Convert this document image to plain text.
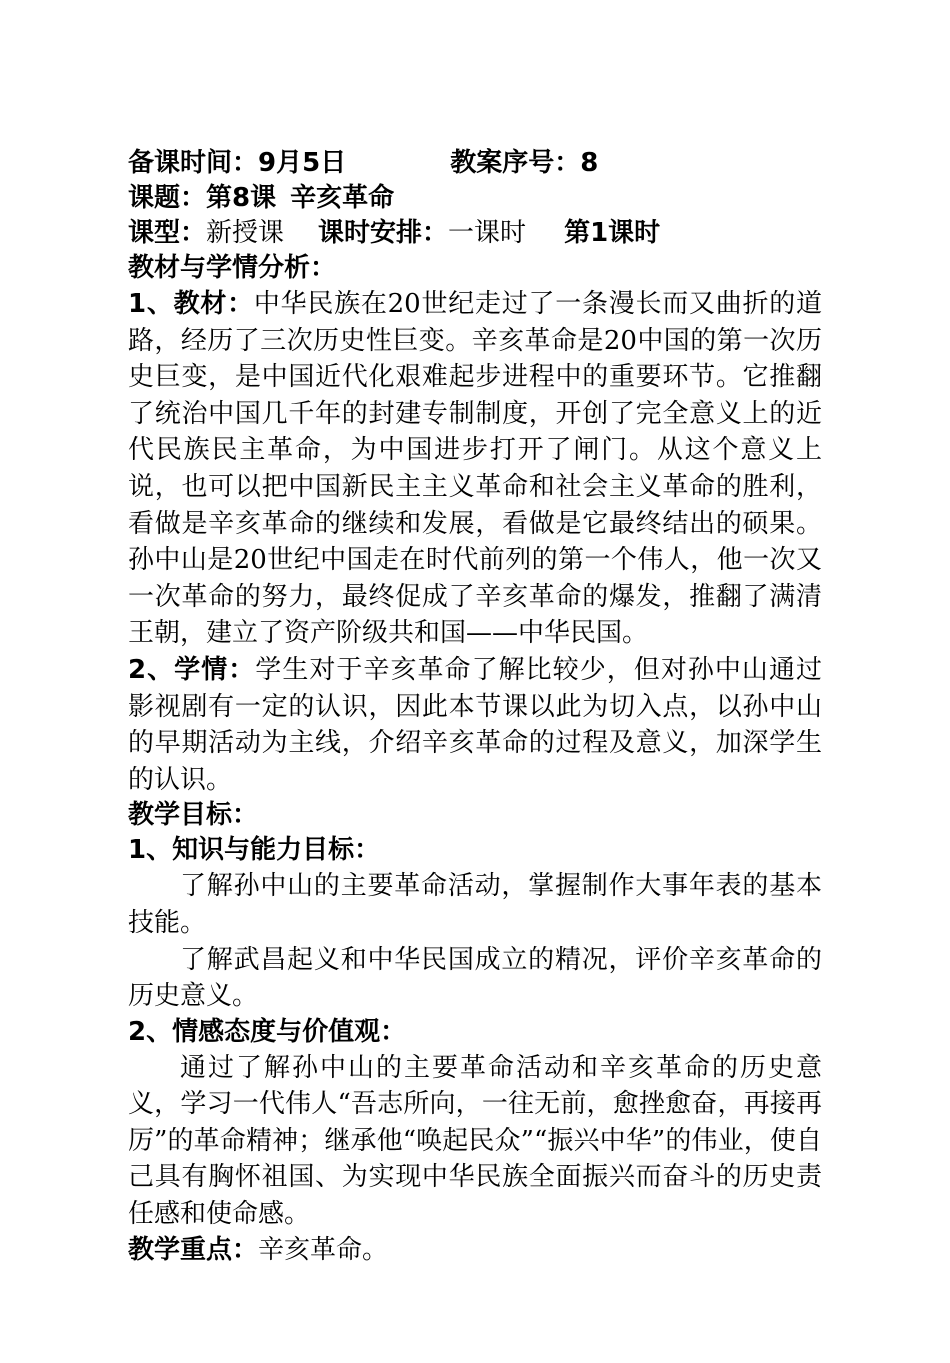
备课时间：9月5日	教案序号：8
课题：第8课 辛亥革命
课型：新授课 课时安排：一课时 第1课时
教材与学情分析：

1、教材：中华民族在20世纪走过了一条漫长而又曲折的道路，经历了三次历史性巨变。辛亥革命是20中国的第一次历史巨变，是中国近代化艰难起步进程中的重要环节。它推翻了统治中国几千年的封建专制制度，开创了完全意义上的近代民族民主革命，为中国进步打开了闸门。从这个意义上说，也可以把中国新民主主义革命和社会主义革命的胜利，看做是辛亥革命的继续和发展，看做是它最终结出的硕果。孙中山是20世纪中国走在时代前列的第一个伟人，他一次又一次革命的努力，最终促成了辛亥革命的爆发，推翻了满清王朝，建立了资产阶级共和国——中华民国。

2、学情：学生对于辛亥革命了解比较少，但对孙中山通过影视剧有一定的认识，因此本节课以此为切入点，以孙中山的早期活动为主线，介绍辛亥革命的过程及意义，加深学生的认识。

教学目标：
1、知识与能力目标：

了解孙中山的主要革命活动，掌握制作大事年表的基本技能。

了解武昌起义和中华民国成立的精况，评价辛亥革命的历史意义。

2、情感态度与价值观：

通过了解孙中山的主要革命活动和辛亥革命的历史意义，学习一代伟人“吾志所向，一往无前，愈挫愈奋，再接再厉”的革命精神；继承他“唤起民众”“振兴中华”的伟业，使自己具有胸怀祖国、为实现中华民族全面振兴而奋斗的历史责任感和使命感。

教学重点：辛亥革命。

++++++++++

Goal: Reproduce the material in full, word for word, and omit the pictures.

Task response:
Convert this document image to plain text.
备课时间：9月5日	教案序号：8
课题：第8课 辛亥革命
课型：新授课 课时安排：一课时 第1课时
教材与学情分析：

1、教材：中华民族在20世纪走过了一条漫长而又曲折的道路，经历了三次历史性巨变。辛亥革命是20中国的第一次历史巨变，是中国近代化艰难起步进程中的重要环节。它推翻了统治中国几千年的封建专制制度，开创了完全意义上的近代民族民主革命，为中国进步打开了闸门。从这个意义上说，也可以把中国新民主主义革命和社会主义革命的胜利，看做是辛亥革命的继续和发展，看做是它最终结出的硕果。孙中山是20世纪中国走在时代前列的第一个伟人，他一次又一次革命的努力，最终促成了辛亥革命的爆发，推翻了满清王朝，建立了资产阶级共和国——中华民国。

2、学情：学生对于辛亥革命了解比较少，但对孙中山通过影视剧有一定的认识，因此本节课以此为切入点，以孙中山的早期活动为主线，介绍辛亥革命的过程及意义，加深学生的认识。

教学目标：
1、知识与能力目标：

了解孙中山的主要革命活动，掌握制作大事年表的基本技能。

了解武昌起义和中华民国成立的精况，评价辛亥革命的历史意义。

2、情感态度与价值观：

通过了解孙中山的主要革命活动和辛亥革命的历史意义，学习一代伟人“吾志所向，一往无前，愈挫愈奋，再接再厉”的革命精神；继承他“唤起民众”“振兴中华”的伟业，使自己具有胸怀祖国、为实现中华民族全面振兴而奋斗的历史责任感和使命感。

教学重点：辛亥革命。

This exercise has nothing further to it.